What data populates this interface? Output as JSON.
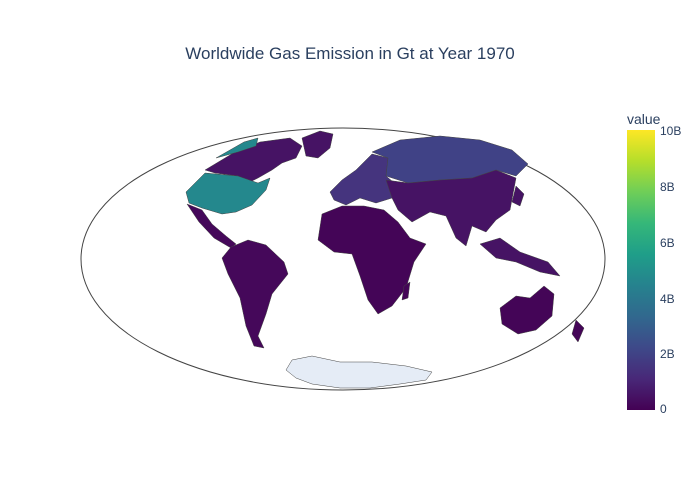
{
  "title": "Worldwide Gas Emission in Gt at Year 1970",
  "colorbar": {
    "title": "value",
    "ticks": [
      "10B",
      "8B",
      "6B",
      "4B",
      "2B",
      "0"
    ],
    "colors": [
      "#440154",
      "#482878",
      "#3e4989",
      "#31688e",
      "#26828e",
      "#1f9e89",
      "#35b779",
      "#6ece58",
      "#b5de2b",
      "#fde725"
    ],
    "range": [
      0,
      10000000000
    ]
  },
  "map": {
    "projection": "mollweide",
    "ocean_color": "#ffffff",
    "no_data_color": "#e5ecf6",
    "regions": [
      {
        "name": "United States",
        "value": 4700000000
      },
      {
        "name": "Canada",
        "value": 500000000
      },
      {
        "name": "Russia",
        "value": 2000000000
      },
      {
        "name": "Europe",
        "value": 1500000000
      },
      {
        "name": "Asia",
        "value": 500000000
      },
      {
        "name": "Africa",
        "value": 100000000
      },
      {
        "name": "South America",
        "value": 200000000
      },
      {
        "name": "Australia",
        "value": 100000000
      }
    ]
  }
}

== == ==

**Exercise aim:**
Repeat each entry exactly as given; no pictures belong in the copy.

**Complete response:**
What data populates this interface? Output as JSON.
{
  "title": "Worldwide Gas Emission in Gt at Year 1970",
  "colorbar": {
    "title": "value",
    "ticks": [
      "10B",
      "8B",
      "6B",
      "4B",
      "2B",
      "0"
    ],
    "colors": [
      "#440154",
      "#482878",
      "#3e4989",
      "#31688e",
      "#26828e",
      "#1f9e89",
      "#35b779",
      "#6ece58",
      "#b5de2b",
      "#fde725"
    ],
    "range": [
      0,
      10000000000
    ]
  },
  "map": {
    "projection": "mollweide",
    "ocean_color": "#ffffff",
    "no_data_color": "#e5ecf6",
    "regions": [
      {
        "name": "United States",
        "value": 4700000000
      },
      {
        "name": "Canada",
        "value": 500000000
      },
      {
        "name": "Russia",
        "value": 2000000000
      },
      {
        "name": "Europe",
        "value": 1500000000
      },
      {
        "name": "Asia",
        "value": 500000000
      },
      {
        "name": "Africa",
        "value": 100000000
      },
      {
        "name": "South America",
        "value": 200000000
      },
      {
        "name": "Australia",
        "value": 100000000
      }
    ]
  }
}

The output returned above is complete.